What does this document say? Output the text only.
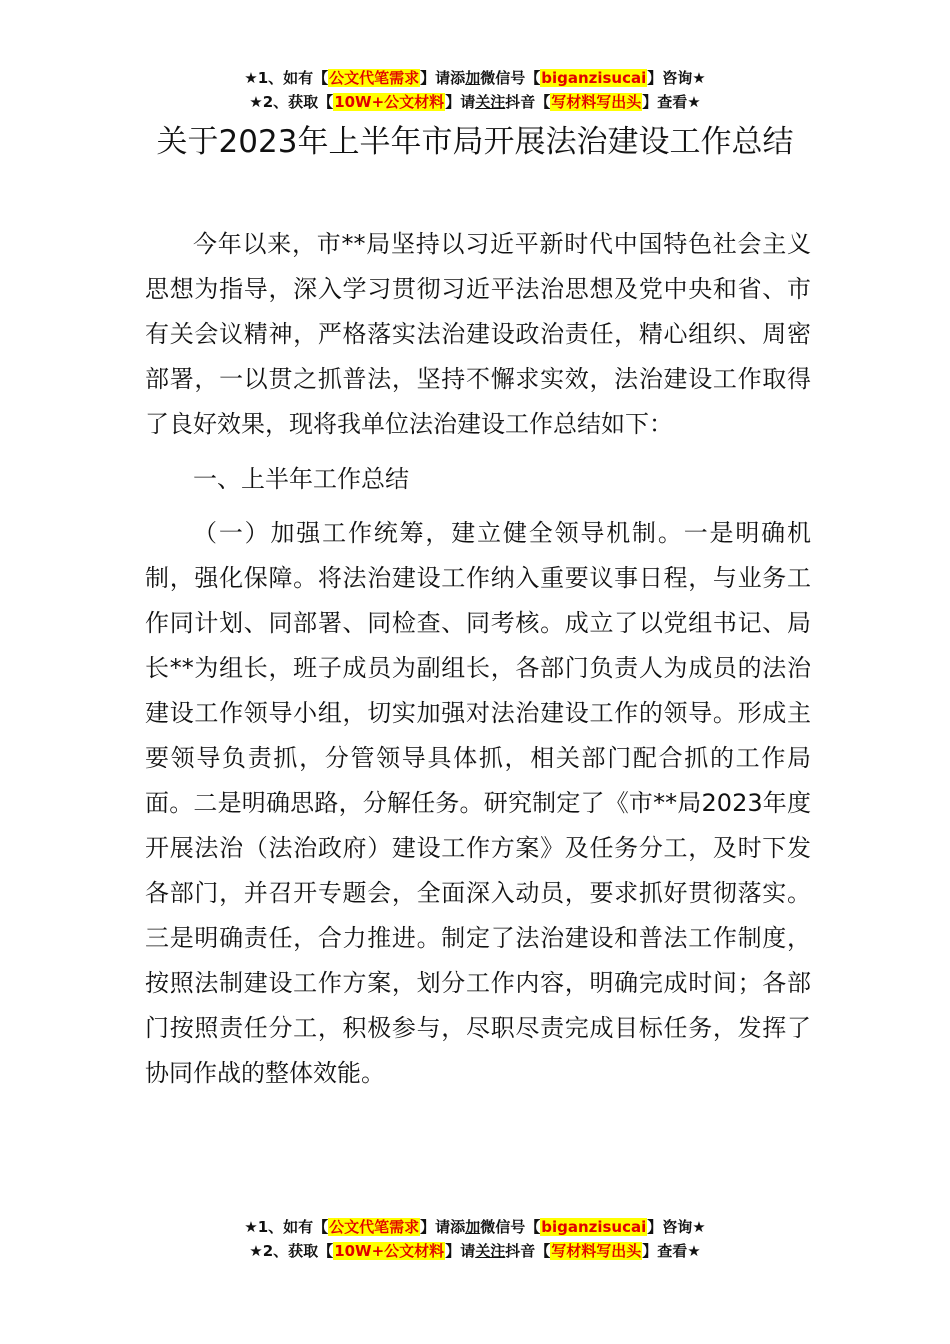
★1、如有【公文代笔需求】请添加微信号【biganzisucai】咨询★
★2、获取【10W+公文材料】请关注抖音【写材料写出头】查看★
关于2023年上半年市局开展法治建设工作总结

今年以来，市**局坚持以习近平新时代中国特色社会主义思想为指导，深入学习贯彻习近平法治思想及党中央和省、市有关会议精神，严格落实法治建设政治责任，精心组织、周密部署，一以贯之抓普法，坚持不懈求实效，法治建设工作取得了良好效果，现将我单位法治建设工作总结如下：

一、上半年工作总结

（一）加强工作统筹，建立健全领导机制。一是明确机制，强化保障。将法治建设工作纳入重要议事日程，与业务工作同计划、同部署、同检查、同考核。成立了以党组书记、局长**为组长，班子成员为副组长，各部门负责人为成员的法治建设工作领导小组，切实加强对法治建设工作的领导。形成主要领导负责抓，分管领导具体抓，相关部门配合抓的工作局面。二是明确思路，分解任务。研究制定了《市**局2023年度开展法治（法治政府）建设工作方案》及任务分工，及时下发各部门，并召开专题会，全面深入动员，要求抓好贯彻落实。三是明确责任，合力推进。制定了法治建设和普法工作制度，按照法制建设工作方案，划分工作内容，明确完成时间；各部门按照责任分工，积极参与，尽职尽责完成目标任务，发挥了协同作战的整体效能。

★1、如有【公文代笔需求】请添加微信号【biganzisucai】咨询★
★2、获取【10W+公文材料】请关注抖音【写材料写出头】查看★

__________

Above are records to transcribe exactly; leave their pictures out.

Result for this exercise:
What does this document say? Output the text only.
★1、如有【公文代笔需求】请添加微信号【biganzisucai】咨询★
★2、获取【10W+公文材料】请关注抖音【写材料写出头】查看★
关于2023年上半年市局开展法治建设工作总结

今年以来，市**局坚持以习近平新时代中国特色社会主义思想为指导，深入学习贯彻习近平法治思想及党中央和省、市有关会议精神，严格落实法治建设政治责任，精心组织、周密部署，一以贯之抓普法，坚持不懈求实效，法治建设工作取得了良好效果，现将我单位法治建设工作总结如下：

一、上半年工作总结

（一）加强工作统筹，建立健全领导机制。一是明确机制，强化保障。将法治建设工作纳入重要议事日程，与业务工作同计划、同部署、同检查、同考核。成立了以党组书记、局长**为组长，班子成员为副组长，各部门负责人为成员的法治建设工作领导小组，切实加强对法治建设工作的领导。形成主要领导负责抓，分管领导具体抓，相关部门配合抓的工作局面。二是明确思路，分解任务。研究制定了《市**局2023年度开展法治（法治政府）建设工作方案》及任务分工，及时下发各部门，并召开专题会，全面深入动员，要求抓好贯彻落实。三是明确责任，合力推进。制定了法治建设和普法工作制度，按照法制建设工作方案，划分工作内容，明确完成时间；各部门按照责任分工，积极参与，尽职尽责完成目标任务，发挥了协同作战的整体效能。

★1、如有【公文代笔需求】请添加微信号【biganzisucai】咨询★
★2、获取【10W+公文材料】请关注抖音【写材料写出头】查看★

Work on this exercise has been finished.